- _What this task involves_: Determine the number of lines that have the string "name" in them, and give only that number.

## begin Material for the task

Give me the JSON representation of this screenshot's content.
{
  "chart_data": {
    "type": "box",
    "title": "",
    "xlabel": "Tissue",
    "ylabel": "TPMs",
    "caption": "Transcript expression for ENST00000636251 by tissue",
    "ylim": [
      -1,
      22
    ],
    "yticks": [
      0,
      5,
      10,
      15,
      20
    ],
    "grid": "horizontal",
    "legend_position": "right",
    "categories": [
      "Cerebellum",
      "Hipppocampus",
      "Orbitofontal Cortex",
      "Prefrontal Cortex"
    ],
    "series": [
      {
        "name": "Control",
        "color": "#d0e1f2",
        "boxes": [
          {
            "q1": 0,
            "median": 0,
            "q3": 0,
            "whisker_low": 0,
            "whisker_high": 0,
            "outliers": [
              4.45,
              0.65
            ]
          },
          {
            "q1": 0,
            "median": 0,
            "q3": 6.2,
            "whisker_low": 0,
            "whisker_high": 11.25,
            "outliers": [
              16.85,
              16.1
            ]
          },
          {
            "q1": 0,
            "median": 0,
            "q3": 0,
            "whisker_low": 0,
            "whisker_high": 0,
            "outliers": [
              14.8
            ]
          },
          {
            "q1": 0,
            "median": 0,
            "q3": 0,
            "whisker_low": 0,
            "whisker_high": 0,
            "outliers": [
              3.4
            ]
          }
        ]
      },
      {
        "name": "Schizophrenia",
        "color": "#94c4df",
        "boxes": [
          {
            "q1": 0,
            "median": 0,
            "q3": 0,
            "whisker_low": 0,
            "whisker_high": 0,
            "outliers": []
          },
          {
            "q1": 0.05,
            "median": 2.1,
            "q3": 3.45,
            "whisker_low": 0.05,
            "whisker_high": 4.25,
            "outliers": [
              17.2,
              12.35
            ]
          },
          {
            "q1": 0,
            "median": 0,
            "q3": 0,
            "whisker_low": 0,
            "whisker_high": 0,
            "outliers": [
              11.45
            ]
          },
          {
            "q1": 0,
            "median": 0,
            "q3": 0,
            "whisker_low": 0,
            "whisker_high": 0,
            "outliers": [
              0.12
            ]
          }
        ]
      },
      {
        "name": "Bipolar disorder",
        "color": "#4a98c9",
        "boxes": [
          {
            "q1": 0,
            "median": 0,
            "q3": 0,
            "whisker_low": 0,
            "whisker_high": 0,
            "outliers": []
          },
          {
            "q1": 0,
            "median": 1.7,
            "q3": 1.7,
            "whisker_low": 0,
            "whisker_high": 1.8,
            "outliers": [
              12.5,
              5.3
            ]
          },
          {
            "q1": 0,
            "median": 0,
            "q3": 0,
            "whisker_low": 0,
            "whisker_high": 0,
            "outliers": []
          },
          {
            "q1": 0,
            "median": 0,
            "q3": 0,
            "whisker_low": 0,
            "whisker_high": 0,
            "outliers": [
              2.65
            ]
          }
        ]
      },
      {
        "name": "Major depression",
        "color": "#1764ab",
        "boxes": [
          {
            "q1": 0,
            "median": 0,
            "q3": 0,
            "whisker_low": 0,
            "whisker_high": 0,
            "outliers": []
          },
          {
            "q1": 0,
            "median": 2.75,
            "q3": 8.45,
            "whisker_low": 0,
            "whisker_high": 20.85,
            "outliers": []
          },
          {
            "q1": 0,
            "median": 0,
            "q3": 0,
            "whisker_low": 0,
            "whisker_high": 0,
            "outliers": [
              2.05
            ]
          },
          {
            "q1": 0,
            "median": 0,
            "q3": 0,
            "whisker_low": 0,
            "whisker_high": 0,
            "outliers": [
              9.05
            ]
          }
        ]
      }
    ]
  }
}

## end Material for the task

- _Task solution_: 4